■ Objective ■
Pick out every line that holds the string "this" and copy it.

[Stored records]
○ ○ ○

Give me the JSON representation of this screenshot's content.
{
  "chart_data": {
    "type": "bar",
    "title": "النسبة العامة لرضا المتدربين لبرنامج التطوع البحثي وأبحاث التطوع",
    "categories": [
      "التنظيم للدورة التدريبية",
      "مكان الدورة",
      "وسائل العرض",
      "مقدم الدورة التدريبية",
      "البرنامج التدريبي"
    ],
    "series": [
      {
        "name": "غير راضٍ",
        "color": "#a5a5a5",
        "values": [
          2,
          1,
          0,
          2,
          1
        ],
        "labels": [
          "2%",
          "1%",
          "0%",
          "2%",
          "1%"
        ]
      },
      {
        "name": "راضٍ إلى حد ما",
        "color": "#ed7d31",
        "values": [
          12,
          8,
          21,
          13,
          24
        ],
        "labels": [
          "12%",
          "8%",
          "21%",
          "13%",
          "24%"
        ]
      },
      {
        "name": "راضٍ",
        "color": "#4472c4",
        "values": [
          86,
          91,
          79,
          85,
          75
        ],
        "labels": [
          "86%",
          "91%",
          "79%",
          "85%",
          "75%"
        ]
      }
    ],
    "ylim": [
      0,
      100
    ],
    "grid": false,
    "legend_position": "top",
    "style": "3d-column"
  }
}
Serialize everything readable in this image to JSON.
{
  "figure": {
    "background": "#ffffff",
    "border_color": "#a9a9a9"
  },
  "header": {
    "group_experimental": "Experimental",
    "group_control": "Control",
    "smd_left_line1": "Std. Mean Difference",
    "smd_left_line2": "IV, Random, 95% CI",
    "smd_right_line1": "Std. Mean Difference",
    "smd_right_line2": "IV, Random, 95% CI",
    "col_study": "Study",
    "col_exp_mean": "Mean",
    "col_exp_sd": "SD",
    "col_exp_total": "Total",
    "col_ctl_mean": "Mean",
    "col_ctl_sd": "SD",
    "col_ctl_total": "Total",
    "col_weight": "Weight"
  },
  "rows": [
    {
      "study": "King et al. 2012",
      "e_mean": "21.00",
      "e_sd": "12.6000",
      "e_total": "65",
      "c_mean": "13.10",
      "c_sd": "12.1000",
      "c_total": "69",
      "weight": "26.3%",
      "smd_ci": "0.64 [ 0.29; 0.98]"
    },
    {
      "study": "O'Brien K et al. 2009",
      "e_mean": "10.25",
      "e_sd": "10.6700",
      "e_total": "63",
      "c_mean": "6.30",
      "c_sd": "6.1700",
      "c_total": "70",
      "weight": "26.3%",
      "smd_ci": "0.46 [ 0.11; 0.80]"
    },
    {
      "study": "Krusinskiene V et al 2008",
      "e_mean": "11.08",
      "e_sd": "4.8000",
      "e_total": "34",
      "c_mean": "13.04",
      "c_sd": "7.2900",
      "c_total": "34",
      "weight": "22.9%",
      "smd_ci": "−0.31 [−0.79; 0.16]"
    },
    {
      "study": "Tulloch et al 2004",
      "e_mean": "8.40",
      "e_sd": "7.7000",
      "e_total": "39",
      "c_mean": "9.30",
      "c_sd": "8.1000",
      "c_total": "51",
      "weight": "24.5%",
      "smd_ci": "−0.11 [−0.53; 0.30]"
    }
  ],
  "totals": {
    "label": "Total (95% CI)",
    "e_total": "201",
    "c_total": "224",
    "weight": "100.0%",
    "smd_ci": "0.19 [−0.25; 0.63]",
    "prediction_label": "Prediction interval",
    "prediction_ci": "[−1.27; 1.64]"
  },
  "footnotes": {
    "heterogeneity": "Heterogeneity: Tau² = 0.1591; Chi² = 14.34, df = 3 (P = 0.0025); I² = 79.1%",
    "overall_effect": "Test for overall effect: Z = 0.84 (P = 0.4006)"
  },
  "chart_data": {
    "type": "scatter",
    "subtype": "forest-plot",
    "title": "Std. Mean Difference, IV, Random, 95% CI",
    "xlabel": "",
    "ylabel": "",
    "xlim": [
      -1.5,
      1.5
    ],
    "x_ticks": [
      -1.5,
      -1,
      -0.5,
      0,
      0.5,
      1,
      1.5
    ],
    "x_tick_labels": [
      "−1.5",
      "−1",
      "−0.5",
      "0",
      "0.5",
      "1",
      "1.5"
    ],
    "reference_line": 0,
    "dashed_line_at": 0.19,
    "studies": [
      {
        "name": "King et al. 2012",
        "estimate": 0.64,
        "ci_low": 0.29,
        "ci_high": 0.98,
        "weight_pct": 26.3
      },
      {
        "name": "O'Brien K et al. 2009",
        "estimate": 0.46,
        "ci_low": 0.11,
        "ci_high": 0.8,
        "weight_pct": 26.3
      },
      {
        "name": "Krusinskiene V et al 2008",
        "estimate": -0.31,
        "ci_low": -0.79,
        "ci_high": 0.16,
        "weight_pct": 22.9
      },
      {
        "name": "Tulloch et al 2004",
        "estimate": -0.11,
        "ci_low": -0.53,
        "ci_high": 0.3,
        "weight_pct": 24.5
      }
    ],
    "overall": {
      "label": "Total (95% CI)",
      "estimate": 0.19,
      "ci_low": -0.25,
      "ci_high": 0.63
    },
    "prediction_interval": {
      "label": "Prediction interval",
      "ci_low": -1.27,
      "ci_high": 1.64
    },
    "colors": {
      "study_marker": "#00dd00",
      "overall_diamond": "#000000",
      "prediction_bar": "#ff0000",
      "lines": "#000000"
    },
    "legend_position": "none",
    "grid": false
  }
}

○ ○ ○

■ Correct result ■
Give me the JSON representation of this screenshot's content.
Serialize everything readable in this image to JSON.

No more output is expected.